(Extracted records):
━━━━━━━━━━

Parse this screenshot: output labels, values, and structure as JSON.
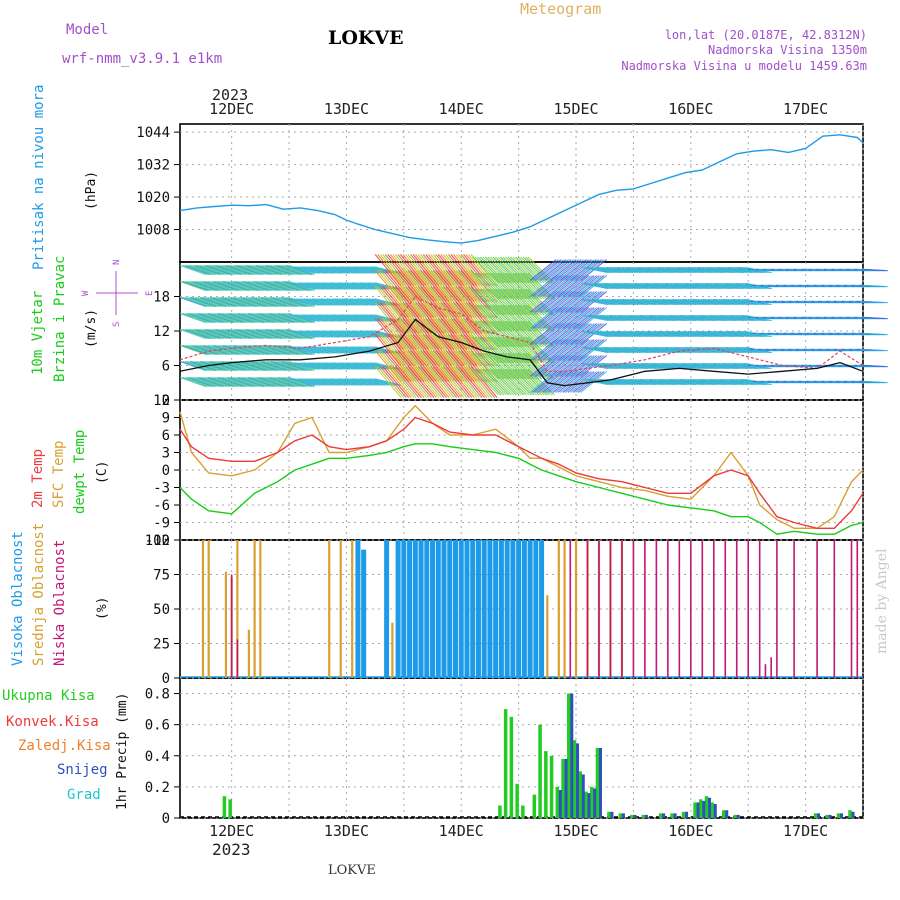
{
  "header": {
    "model_label": "Model",
    "model_name": "wrf-nmm_v3.9.1  e1km",
    "station": "LOKVE",
    "product": "Meteogram",
    "lonlat": "lon,lat (20.0187E, 42.8312N)",
    "elevation": "Nadmorska Visina 1350m",
    "model_elevation": "Nadmorska Visina u modelu 1459.63m",
    "watermark": "made by Angel",
    "footer_station": "LOKVE"
  },
  "colors": {
    "pressure": "#1e9be8",
    "temp2m": "#ee3a3a",
    "sfc_temp": "#d8a030",
    "dewpt": "#18cc18",
    "high_cloud": "#1e9be8",
    "mid_cloud": "#d8a030",
    "low_cloud": "#c01878",
    "total_precip": "#22cc22",
    "conv_precip": "#ee3a3a",
    "frz_precip": "#f08030",
    "snow": "#3050c0",
    "hail": "#20c8c8",
    "wind_speed": "#111111",
    "wind_gust": "#e04060",
    "header_purple": "#a050c8",
    "header_gold": "#e0b060",
    "grid": "#aaaaaa"
  },
  "top_axis": {
    "year": "2023",
    "day_labels": [
      "12DEC",
      "13DEC",
      "14DEC",
      "15DEC",
      "16DEC",
      "17DEC"
    ]
  },
  "bottom_axis": {
    "year": "2023",
    "day_labels": [
      "12DEC",
      "13DEC",
      "14DEC",
      "15DEC",
      "16DEC",
      "17DEC"
    ]
  },
  "panel_labels": {
    "pressure": {
      "title": "Pritisak na nivou mora",
      "unit": "(hPa)"
    },
    "wind": {
      "title1": "10m Vjetar",
      "title2": "Brzina i Pravac",
      "unit": "(m/s)",
      "compass": "N",
      "compass_s": "S",
      "compass_w": "W",
      "compass_e": "E"
    },
    "temp": {
      "l1": "2m Temp",
      "l2": "SFC Temp",
      "l3": "dewpt Temp",
      "unit": "(C)"
    },
    "cloud": {
      "l1": "Visoka Oblacnost",
      "l2": "Srednja Oblacnost",
      "l3": "Niska Oblacnost",
      "unit": "(%)"
    },
    "precip": {
      "l1": "Ukupna Kisa",
      "l2": "Konvek.Kisa",
      "l3": "Zaledj.Kisa",
      "l4": "Snijeg",
      "l5": "Grad",
      "unit": "1hr Precip (mm)"
    }
  },
  "chart_data": [
    {
      "panel": "pressure",
      "type": "line",
      "x_range": [
        11.55,
        17.5
      ],
      "ylim": [
        996,
        1047
      ],
      "yticks": [
        "1008",
        "1020",
        "1032",
        "1044"
      ],
      "grid": true,
      "series": [
        {
          "x": [
            11.55,
            11.7,
            11.85,
            12.0,
            12.15,
            12.3,
            12.45,
            12.6,
            12.75,
            12.9,
            13.0,
            13.1,
            13.25,
            13.4,
            13.55,
            13.7,
            13.85,
            14.0,
            14.15,
            14.3,
            14.45,
            14.6,
            14.75,
            14.9,
            15.05,
            15.2,
            15.35,
            15.5,
            15.65,
            15.8,
            15.95,
            16.1,
            16.25,
            16.4,
            16.55,
            16.7,
            16.85,
            17.0,
            17.15,
            17.3,
            17.45,
            17.5
          ],
          "y": [
            1015,
            1016,
            1016.5,
            1017,
            1016.8,
            1017.2,
            1015.5,
            1016,
            1015,
            1013.5,
            1011.5,
            1010,
            1008,
            1006.5,
            1005,
            1004.2,
            1003.5,
            1003,
            1004,
            1005.5,
            1007,
            1009,
            1012,
            1015,
            1018,
            1021,
            1022.5,
            1023,
            1025,
            1027,
            1029,
            1030,
            1033,
            1036,
            1037,
            1037.5,
            1036.5,
            1038,
            1042.5,
            1043,
            1042,
            1040
          ]
        }
      ]
    },
    {
      "panel": "wind",
      "type": "line",
      "x_range": [
        11.55,
        17.5
      ],
      "ylim": [
        0,
        24
      ],
      "yticks": [
        "0",
        "6",
        "12",
        "18"
      ],
      "grid": true,
      "series": [
        {
          "name": "speed",
          "x": [
            11.55,
            11.8,
            12.0,
            12.3,
            12.6,
            12.9,
            13.2,
            13.45,
            13.6,
            13.8,
            14.0,
            14.2,
            14.4,
            14.6,
            14.75,
            14.9,
            15.1,
            15.3,
            15.6,
            15.9,
            16.2,
            16.5,
            16.8,
            17.1,
            17.3,
            17.5
          ],
          "y": [
            5,
            6,
            6.5,
            7,
            7,
            7.5,
            8.5,
            10,
            14,
            11,
            10,
            8.5,
            7.5,
            7,
            3,
            2.5,
            3,
            3.5,
            5,
            5.5,
            5,
            4.5,
            5,
            5.5,
            6.5,
            5
          ]
        },
        {
          "name": "gust",
          "x": [
            11.55,
            11.8,
            12.0,
            12.3,
            12.6,
            12.9,
            13.2,
            13.45,
            13.6,
            13.8,
            14.0,
            14.2,
            14.4,
            14.6,
            14.75,
            14.9,
            15.1,
            15.3,
            15.6,
            15.9,
            16.2,
            16.5,
            16.8,
            17.1,
            17.3,
            17.5
          ],
          "y": [
            7,
            8.5,
            9,
            9.5,
            9,
            10,
            11,
            14,
            18,
            16,
            15,
            12,
            11,
            10,
            5,
            5,
            5.5,
            6,
            7,
            8.5,
            9,
            7.5,
            6,
            5.5,
            8.5,
            6
          ]
        }
      ]
    },
    {
      "panel": "temperature",
      "type": "line",
      "x_range": [
        11.55,
        17.5
      ],
      "ylim": [
        -12,
        12
      ],
      "yticks": [
        "-12",
        "-9",
        "-6",
        "-3",
        "0",
        "3",
        "6",
        "9",
        "12"
      ],
      "grid": true,
      "series": [
        {
          "name": "2m",
          "x": [
            11.55,
            11.65,
            11.8,
            12.0,
            12.2,
            12.4,
            12.55,
            12.7,
            12.85,
            13.0,
            13.2,
            13.35,
            13.5,
            13.6,
            13.75,
            13.9,
            14.1,
            14.3,
            14.5,
            14.6,
            14.7,
            14.85,
            15.0,
            15.2,
            15.4,
            15.6,
            15.8,
            16.0,
            16.2,
            16.35,
            16.5,
            16.6,
            16.75,
            16.9,
            17.1,
            17.25,
            17.4,
            17.5
          ],
          "y": [
            7,
            4,
            2,
            1.5,
            1.5,
            3,
            5,
            6,
            4,
            3.5,
            4,
            5,
            7,
            9,
            8,
            6.5,
            6,
            6,
            4,
            3,
            2,
            1,
            -0.5,
            -1.5,
            -2,
            -3,
            -4,
            -4,
            -1,
            0,
            -1,
            -4,
            -8,
            -9,
            -10,
            -10,
            -7,
            -4
          ]
        },
        {
          "name": "sfc",
          "x": [
            11.55,
            11.65,
            11.8,
            12.0,
            12.2,
            12.4,
            12.55,
            12.7,
            12.85,
            13.0,
            13.2,
            13.35,
            13.5,
            13.6,
            13.75,
            13.9,
            14.1,
            14.3,
            14.5,
            14.6,
            14.7,
            14.85,
            15.0,
            15.2,
            15.4,
            15.6,
            15.8,
            16.0,
            16.2,
            16.35,
            16.5,
            16.6,
            16.75,
            16.9,
            17.1,
            17.25,
            17.4,
            17.5
          ],
          "y": [
            10,
            3,
            -0.5,
            -1,
            0,
            3,
            8,
            9,
            3,
            3,
            4,
            5,
            9,
            11,
            8,
            6,
            6,
            7,
            4,
            2,
            2,
            0.5,
            -1,
            -2,
            -3,
            -3.5,
            -4.5,
            -5,
            -1,
            3,
            -1,
            -6,
            -8.5,
            -10,
            -10,
            -8,
            -2,
            0
          ]
        },
        {
          "name": "dewpt",
          "x": [
            11.55,
            11.65,
            11.8,
            12.0,
            12.2,
            12.4,
            12.55,
            12.7,
            12.85,
            13.0,
            13.2,
            13.35,
            13.5,
            13.6,
            13.75,
            13.9,
            14.1,
            14.3,
            14.5,
            14.6,
            14.7,
            14.85,
            15.0,
            15.2,
            15.4,
            15.6,
            15.8,
            16.0,
            16.2,
            16.35,
            16.5,
            16.6,
            16.75,
            16.9,
            17.1,
            17.25,
            17.4,
            17.5
          ],
          "y": [
            -3,
            -5,
            -7,
            -7.5,
            -4,
            -2,
            0,
            1,
            2,
            2,
            2.5,
            3,
            4,
            4.5,
            4.5,
            4,
            3.5,
            3,
            2,
            1,
            0,
            -1,
            -2,
            -3,
            -4,
            -5,
            -6,
            -6.5,
            -7,
            -8,
            -8,
            -9,
            -11,
            -10.5,
            -11,
            -11,
            -9.5,
            -9
          ]
        }
      ]
    },
    {
      "panel": "cloud",
      "type": "bar",
      "x_range": [
        11.55,
        17.5
      ],
      "ylim": [
        0,
        100
      ],
      "yticks": [
        "0",
        "25",
        "50",
        "75",
        "100"
      ],
      "grid": true,
      "series": [
        {
          "name": "mid",
          "x": [
            11.75,
            11.8,
            11.95,
            12.0,
            12.05,
            12.15,
            12.2,
            12.25,
            12.85,
            12.95,
            13.05,
            13.1,
            13.35,
            13.4,
            13.45,
            13.55,
            13.6,
            13.65,
            13.7,
            13.75,
            13.8,
            14.55,
            14.6,
            14.65,
            14.7,
            14.75,
            14.85,
            14.9,
            15.0,
            15.1,
            15.2,
            15.3,
            15.4
          ],
          "y": [
            100,
            100,
            77,
            73,
            100,
            35,
            100,
            100,
            100,
            100,
            100,
            100,
            100,
            40,
            100,
            100,
            100,
            100,
            100,
            100,
            100,
            100,
            100,
            100,
            100,
            60,
            100,
            100,
            100,
            100,
            100,
            100,
            100
          ]
        },
        {
          "name": "high",
          "x": [
            13.1,
            13.15,
            13.35,
            13.45,
            13.5,
            13.55,
            13.6,
            13.65,
            13.7,
            13.75,
            13.8,
            13.85,
            13.9,
            13.95,
            14.0,
            14.05,
            14.1,
            14.15,
            14.2,
            14.25,
            14.3,
            14.35,
            14.4,
            14.45,
            14.5,
            14.55,
            14.6,
            14.65,
            14.7
          ],
          "y": [
            100,
            93,
            100,
            100,
            100,
            100,
            100,
            100,
            100,
            100,
            100,
            100,
            100,
            100,
            100,
            100,
            100,
            100,
            100,
            100,
            100,
            100,
            100,
            100,
            100,
            100,
            100,
            100,
            100
          ]
        },
        {
          "name": "low",
          "x": [
            12.0,
            12.05,
            14.95,
            15.1,
            15.2,
            15.3,
            15.4,
            15.5,
            15.6,
            15.7,
            15.8,
            15.9,
            16.0,
            16.1,
            16.2,
            16.3,
            16.4,
            16.5,
            16.6,
            16.65,
            16.7,
            16.75,
            16.9,
            17.1,
            17.25,
            17.4,
            17.45
          ],
          "y": [
            75,
            28,
            100,
            100,
            100,
            100,
            100,
            100,
            100,
            100,
            100,
            100,
            100,
            100,
            100,
            100,
            100,
            100,
            100,
            10,
            15,
            100,
            100,
            100,
            100,
            100,
            100
          ]
        }
      ]
    },
    {
      "panel": "precip",
      "type": "bar",
      "x_range": [
        11.55,
        17.5
      ],
      "ylim": [
        0,
        0.9
      ],
      "yticks": [
        "0",
        "0.2",
        "0.4",
        "0.6",
        "0.8"
      ],
      "grid": true,
      "series": [
        {
          "name": "total",
          "x": [
            11.95,
            12.0,
            14.35,
            14.4,
            14.45,
            14.5,
            14.55,
            14.65,
            14.7,
            14.75,
            14.8,
            14.85,
            14.9,
            14.95,
            15.0,
            15.05,
            15.1,
            15.15,
            15.2,
            15.3,
            15.4,
            15.5,
            15.6,
            15.75,
            15.85,
            15.95,
            16.05,
            16.1,
            16.15,
            16.2,
            16.3,
            16.4,
            17.1,
            17.2,
            17.3,
            17.4
          ],
          "y": [
            0.14,
            0.12,
            0.08,
            0.7,
            0.65,
            0.22,
            0.08,
            0.15,
            0.6,
            0.43,
            0.4,
            0.2,
            0.38,
            0.8,
            0.5,
            0.3,
            0.17,
            0.2,
            0.45,
            0.04,
            0.03,
            0.02,
            0.02,
            0.03,
            0.03,
            0.04,
            0.1,
            0.12,
            0.14,
            0.1,
            0.05,
            0.02,
            0.03,
            0.02,
            0.03,
            0.05
          ]
        },
        {
          "name": "snow",
          "x": [
            14.85,
            14.9,
            14.95,
            15.0,
            15.05,
            15.1,
            15.15,
            15.2,
            15.3,
            15.4,
            15.5,
            15.6,
            15.75,
            15.85,
            15.95,
            16.05,
            16.1,
            16.15,
            16.2,
            16.3,
            16.4,
            17.1,
            17.2,
            17.3,
            17.4
          ],
          "y": [
            0.18,
            0.38,
            0.8,
            0.48,
            0.28,
            0.16,
            0.19,
            0.45,
            0.04,
            0.03,
            0.02,
            0.02,
            0.03,
            0.03,
            0.04,
            0.1,
            0.11,
            0.13,
            0.09,
            0.05,
            0.02,
            0.03,
            0.02,
            0.03,
            0.04
          ]
        }
      ]
    }
  ]
}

━━━━━━━━━━

(EXERCISE REQUIREMENTS): Using the records above, list each line that includes "pressure".

(THE REPLY):
    "pressure": "#1e9be8",
    "pressure": {
      "panel": "pressure",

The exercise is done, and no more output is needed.